What the task requires >> Please render the data as a JSON list of strings, beginning with the very first line and continuing through the line that contains "sidebar-item-serial-net-parameters[interactable]: > Serial", with one string per line and blank lines omitted.

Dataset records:

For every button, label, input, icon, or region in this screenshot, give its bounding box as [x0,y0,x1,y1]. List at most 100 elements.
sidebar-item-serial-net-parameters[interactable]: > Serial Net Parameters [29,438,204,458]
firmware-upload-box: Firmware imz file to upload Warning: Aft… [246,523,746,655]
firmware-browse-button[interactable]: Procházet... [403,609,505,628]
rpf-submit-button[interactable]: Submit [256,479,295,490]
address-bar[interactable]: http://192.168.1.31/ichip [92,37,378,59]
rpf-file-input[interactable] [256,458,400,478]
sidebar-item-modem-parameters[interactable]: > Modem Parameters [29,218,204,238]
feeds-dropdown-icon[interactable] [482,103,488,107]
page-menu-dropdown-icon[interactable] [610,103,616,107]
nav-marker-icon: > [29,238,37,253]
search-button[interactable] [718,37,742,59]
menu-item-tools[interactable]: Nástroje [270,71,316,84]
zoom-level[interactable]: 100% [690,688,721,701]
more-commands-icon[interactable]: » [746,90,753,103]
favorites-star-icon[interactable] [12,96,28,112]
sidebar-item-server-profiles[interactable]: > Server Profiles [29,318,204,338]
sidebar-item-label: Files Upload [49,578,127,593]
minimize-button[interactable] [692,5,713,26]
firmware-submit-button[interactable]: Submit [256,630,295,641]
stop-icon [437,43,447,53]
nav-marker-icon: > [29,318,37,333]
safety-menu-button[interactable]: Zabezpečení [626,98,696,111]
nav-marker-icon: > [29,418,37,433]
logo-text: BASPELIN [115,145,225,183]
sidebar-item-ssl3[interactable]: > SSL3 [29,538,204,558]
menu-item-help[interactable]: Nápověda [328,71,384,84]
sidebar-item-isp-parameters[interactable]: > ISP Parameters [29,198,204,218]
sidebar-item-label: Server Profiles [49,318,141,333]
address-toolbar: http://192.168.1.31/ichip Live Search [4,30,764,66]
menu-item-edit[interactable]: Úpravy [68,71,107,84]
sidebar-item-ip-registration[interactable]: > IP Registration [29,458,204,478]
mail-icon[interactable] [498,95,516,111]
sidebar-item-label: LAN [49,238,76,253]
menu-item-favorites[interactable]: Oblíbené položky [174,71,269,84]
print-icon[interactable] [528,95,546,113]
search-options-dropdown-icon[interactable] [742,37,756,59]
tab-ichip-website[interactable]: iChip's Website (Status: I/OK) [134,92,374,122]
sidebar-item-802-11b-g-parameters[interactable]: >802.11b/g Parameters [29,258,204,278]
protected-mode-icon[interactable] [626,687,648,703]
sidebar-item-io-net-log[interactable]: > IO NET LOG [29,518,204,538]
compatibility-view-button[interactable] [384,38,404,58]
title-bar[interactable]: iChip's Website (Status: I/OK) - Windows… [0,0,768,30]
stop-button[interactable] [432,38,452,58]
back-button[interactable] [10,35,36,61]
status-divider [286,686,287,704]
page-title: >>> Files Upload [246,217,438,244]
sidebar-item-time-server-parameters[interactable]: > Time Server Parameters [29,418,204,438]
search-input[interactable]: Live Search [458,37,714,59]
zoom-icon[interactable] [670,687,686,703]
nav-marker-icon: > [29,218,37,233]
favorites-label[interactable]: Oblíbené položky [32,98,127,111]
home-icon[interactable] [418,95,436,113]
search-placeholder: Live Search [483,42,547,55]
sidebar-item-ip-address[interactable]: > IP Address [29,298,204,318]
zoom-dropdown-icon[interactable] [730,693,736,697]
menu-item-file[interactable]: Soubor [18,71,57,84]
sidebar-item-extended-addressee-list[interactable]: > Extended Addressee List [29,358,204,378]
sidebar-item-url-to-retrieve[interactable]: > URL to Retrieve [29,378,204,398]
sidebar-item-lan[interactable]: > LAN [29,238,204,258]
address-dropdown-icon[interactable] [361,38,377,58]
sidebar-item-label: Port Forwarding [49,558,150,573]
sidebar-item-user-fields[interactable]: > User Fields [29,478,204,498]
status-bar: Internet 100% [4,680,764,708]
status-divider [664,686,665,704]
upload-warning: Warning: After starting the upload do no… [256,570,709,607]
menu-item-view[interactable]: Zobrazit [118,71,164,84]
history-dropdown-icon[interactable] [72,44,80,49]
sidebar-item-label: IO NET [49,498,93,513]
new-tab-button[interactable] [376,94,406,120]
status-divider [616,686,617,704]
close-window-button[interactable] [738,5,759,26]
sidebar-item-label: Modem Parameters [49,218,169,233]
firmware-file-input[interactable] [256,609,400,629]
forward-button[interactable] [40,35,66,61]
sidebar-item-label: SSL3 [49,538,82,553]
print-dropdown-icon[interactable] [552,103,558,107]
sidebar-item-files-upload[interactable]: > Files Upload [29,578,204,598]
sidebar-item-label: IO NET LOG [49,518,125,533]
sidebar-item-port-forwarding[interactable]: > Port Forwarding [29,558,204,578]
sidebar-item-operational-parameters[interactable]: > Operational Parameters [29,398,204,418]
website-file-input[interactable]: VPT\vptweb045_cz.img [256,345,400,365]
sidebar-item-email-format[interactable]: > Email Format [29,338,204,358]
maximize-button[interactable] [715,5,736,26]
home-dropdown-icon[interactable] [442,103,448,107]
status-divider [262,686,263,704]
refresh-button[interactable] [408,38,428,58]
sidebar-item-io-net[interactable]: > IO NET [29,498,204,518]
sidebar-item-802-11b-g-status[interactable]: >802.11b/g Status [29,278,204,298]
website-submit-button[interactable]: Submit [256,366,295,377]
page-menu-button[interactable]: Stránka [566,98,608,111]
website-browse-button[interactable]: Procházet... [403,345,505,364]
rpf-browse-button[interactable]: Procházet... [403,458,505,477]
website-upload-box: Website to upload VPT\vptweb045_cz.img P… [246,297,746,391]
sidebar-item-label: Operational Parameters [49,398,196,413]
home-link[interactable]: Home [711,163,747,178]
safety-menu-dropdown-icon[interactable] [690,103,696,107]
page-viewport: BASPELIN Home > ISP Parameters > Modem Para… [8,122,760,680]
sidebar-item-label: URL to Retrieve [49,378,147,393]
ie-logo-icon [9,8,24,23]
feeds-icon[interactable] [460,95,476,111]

Response >>
[
  "For every button, label, input, icon, or region in this screenshot, give its bounding box as [x0,y0,x1,y1]. List at most 100 elements.",
  "sidebar-item-serial-net-parameters[interactable]: > Serial Net Parameters [29,438,204,458]"
]